Lines containing the word "category" are to be located and copied.

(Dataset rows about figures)
============================================================

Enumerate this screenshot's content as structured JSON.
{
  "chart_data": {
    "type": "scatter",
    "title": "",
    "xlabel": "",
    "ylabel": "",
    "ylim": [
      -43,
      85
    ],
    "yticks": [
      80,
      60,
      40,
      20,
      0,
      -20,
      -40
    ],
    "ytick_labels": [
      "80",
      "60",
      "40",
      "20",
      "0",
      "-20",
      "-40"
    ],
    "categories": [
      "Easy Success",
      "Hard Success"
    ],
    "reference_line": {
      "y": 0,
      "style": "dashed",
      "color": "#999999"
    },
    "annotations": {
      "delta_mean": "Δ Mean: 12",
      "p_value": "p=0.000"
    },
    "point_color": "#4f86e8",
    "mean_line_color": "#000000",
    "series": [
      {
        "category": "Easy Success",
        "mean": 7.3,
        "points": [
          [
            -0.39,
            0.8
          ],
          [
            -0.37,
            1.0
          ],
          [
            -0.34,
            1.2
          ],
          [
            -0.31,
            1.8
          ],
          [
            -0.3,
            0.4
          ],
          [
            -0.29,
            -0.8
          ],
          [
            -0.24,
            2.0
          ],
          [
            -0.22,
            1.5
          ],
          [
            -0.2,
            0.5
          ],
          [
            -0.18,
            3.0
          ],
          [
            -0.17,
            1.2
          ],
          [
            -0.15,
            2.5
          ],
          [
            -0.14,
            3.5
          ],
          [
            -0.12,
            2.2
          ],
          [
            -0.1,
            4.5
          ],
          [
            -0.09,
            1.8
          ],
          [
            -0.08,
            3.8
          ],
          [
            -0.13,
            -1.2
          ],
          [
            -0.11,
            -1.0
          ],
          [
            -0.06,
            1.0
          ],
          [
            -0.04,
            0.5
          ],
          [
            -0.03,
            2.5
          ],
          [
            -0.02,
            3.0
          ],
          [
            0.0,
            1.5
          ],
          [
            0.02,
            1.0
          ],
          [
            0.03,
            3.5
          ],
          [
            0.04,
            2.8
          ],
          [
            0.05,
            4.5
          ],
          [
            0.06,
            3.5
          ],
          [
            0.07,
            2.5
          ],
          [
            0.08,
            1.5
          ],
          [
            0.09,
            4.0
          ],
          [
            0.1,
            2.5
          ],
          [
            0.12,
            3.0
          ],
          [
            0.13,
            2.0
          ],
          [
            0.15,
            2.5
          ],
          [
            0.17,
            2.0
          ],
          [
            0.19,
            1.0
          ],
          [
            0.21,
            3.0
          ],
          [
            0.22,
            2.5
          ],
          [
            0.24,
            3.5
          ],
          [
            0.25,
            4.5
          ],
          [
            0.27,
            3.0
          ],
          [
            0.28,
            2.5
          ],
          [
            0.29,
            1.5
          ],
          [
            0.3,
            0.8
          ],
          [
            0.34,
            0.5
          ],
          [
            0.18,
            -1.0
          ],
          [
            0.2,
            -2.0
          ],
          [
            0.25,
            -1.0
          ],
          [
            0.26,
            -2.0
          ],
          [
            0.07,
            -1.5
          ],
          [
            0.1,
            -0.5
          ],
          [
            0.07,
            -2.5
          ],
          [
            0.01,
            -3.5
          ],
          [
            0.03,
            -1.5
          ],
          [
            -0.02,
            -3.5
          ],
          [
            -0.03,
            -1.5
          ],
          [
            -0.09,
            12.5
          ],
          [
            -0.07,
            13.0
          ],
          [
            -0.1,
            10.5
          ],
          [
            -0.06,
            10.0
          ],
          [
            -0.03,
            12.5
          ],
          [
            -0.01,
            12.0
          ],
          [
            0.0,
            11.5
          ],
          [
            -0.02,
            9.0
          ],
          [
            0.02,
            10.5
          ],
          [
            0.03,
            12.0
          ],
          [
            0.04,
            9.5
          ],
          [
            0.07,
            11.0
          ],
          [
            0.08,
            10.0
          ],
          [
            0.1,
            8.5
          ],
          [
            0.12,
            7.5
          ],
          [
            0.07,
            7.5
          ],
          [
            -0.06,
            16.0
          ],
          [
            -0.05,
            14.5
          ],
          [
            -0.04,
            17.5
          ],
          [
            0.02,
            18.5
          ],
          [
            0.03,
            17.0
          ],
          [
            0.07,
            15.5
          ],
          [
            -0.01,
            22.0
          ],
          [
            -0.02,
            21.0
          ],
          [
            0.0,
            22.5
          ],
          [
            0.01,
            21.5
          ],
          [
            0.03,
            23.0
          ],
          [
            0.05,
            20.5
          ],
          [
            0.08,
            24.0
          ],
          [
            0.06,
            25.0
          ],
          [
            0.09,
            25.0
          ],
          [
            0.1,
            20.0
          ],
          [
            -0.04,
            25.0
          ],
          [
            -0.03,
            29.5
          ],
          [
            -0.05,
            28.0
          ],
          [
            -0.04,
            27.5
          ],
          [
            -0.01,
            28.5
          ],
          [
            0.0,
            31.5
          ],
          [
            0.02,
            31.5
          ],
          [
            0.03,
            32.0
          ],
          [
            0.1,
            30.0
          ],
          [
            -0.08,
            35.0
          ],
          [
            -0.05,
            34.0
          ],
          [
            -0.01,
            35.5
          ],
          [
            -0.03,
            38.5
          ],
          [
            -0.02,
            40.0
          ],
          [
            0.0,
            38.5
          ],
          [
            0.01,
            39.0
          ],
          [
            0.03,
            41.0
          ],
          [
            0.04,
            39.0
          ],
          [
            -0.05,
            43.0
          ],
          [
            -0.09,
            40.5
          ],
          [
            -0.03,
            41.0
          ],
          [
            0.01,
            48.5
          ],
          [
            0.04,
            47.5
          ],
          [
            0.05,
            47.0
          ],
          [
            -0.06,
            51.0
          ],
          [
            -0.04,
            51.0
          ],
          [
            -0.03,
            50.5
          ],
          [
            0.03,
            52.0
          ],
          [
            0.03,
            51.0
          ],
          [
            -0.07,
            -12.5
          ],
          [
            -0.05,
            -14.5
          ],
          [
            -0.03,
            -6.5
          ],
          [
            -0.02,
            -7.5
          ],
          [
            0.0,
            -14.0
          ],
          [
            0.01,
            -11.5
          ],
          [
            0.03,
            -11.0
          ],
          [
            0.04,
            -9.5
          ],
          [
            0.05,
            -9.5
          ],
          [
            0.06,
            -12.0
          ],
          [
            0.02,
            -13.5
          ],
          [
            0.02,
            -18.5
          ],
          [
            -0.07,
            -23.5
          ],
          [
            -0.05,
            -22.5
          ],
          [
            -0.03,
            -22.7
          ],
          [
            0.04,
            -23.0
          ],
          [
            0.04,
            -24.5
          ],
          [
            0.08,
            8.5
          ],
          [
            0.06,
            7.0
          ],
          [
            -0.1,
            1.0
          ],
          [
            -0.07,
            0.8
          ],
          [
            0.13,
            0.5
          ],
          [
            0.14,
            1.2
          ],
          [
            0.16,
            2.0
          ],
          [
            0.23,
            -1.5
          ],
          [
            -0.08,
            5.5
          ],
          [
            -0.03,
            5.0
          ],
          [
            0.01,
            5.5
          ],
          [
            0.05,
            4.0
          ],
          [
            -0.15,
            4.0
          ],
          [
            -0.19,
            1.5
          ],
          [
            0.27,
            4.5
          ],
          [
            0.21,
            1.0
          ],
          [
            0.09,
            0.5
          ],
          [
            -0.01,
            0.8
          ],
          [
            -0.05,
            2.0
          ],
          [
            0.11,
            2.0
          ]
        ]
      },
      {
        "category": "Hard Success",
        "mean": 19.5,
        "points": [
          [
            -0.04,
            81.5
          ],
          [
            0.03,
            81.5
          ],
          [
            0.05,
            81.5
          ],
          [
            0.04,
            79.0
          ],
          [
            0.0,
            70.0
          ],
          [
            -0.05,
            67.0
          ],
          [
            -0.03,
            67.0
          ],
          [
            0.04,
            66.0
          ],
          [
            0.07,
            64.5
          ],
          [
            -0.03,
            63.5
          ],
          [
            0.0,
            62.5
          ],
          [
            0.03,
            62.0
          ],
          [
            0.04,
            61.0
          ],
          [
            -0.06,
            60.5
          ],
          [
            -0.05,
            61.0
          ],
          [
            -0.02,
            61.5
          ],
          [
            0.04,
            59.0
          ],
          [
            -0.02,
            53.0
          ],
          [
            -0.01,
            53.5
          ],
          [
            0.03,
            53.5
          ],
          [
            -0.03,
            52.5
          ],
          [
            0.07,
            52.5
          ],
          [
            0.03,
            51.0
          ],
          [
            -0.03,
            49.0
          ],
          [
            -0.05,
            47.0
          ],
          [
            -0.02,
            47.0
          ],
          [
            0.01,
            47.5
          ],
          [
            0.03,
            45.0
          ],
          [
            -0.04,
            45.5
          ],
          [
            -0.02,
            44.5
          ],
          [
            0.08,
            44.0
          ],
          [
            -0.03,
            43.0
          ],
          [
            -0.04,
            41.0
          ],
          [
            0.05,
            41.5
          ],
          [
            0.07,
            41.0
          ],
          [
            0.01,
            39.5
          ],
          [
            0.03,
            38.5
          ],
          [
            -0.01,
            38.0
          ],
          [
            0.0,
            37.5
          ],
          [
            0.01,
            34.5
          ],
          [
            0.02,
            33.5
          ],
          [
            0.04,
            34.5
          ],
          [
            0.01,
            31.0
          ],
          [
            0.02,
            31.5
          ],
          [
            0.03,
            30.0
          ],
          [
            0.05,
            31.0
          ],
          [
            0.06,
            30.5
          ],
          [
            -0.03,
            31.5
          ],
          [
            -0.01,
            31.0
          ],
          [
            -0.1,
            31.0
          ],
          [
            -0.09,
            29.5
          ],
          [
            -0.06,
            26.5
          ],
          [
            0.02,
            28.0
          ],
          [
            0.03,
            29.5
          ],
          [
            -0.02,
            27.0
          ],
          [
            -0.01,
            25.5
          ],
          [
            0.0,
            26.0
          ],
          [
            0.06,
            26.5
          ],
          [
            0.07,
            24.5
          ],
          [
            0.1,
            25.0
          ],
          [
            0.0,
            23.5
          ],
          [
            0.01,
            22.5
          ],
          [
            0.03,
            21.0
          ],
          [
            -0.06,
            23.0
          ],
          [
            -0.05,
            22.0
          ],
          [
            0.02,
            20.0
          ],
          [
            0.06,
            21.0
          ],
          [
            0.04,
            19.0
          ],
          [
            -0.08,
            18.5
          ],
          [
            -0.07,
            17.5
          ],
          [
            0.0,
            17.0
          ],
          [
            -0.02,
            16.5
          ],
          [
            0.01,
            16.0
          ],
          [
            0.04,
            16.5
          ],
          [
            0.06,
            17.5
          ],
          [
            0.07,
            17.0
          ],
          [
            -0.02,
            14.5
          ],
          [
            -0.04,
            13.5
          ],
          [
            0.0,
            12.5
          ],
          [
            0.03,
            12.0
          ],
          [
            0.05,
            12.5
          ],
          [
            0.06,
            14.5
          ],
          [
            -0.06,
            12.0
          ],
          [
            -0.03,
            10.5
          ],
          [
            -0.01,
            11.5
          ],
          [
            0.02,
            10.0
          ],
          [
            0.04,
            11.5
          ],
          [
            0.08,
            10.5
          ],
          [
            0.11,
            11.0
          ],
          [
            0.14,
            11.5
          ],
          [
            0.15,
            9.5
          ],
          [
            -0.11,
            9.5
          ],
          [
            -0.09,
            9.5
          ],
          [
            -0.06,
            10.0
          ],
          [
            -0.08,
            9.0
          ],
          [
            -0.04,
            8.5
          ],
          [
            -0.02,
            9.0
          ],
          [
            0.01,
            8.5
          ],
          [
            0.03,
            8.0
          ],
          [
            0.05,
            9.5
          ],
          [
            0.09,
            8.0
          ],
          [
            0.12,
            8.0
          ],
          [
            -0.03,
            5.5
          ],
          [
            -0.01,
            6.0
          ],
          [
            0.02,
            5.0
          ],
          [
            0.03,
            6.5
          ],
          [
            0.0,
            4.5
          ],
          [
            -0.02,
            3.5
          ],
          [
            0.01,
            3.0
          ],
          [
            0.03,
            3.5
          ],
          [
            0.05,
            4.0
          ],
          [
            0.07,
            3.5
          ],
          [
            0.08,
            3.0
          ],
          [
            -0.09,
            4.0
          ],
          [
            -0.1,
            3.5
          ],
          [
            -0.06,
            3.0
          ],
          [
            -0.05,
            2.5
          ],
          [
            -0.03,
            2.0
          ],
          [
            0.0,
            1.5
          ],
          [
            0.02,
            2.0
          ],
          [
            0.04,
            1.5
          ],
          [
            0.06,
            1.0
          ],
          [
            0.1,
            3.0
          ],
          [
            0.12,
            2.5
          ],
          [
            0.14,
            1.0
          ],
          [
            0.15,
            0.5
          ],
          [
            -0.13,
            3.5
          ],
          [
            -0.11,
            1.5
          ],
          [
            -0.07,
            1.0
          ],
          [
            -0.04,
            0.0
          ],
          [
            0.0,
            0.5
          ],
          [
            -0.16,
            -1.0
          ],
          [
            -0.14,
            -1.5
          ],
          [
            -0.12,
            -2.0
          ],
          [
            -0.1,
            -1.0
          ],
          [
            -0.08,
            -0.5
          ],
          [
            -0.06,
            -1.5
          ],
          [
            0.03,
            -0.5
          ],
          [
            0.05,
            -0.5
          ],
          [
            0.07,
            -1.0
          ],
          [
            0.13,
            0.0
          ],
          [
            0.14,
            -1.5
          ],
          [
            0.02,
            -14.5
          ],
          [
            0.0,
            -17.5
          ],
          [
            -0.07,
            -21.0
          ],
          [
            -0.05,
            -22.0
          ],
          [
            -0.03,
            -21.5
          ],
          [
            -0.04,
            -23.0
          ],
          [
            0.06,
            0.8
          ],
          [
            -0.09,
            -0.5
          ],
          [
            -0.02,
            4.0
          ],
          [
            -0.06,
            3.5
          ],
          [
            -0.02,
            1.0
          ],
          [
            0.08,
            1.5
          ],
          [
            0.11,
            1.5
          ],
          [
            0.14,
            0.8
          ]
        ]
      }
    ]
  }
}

============================================================

*EXERCISE RESULT:*
        "category": "Easy Success",
        "category": "Hard Success",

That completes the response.